§ Set task:
Give only the count of lines containing "correct".

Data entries
==============================
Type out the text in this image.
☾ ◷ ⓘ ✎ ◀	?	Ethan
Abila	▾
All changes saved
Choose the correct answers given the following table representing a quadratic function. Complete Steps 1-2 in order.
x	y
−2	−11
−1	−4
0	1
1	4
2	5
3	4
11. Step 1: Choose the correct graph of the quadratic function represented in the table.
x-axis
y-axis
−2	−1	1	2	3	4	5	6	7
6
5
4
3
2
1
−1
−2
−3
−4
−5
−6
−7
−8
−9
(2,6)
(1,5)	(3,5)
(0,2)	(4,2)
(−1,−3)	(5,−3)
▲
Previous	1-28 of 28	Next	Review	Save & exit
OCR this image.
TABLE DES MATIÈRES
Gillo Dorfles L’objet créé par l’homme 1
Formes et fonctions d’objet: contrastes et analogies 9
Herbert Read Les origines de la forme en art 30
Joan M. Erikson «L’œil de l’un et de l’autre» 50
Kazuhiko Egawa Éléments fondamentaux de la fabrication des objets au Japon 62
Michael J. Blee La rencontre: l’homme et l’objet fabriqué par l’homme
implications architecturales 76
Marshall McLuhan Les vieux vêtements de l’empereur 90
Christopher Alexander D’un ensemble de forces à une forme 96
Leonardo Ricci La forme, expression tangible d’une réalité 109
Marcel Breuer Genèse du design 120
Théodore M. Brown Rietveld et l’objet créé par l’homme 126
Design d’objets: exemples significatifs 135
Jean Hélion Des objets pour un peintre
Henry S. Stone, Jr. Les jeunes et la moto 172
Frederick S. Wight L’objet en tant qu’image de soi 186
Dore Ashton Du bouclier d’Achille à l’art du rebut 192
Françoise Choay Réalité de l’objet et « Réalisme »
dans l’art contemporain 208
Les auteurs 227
==============================
§ Result of the task:
2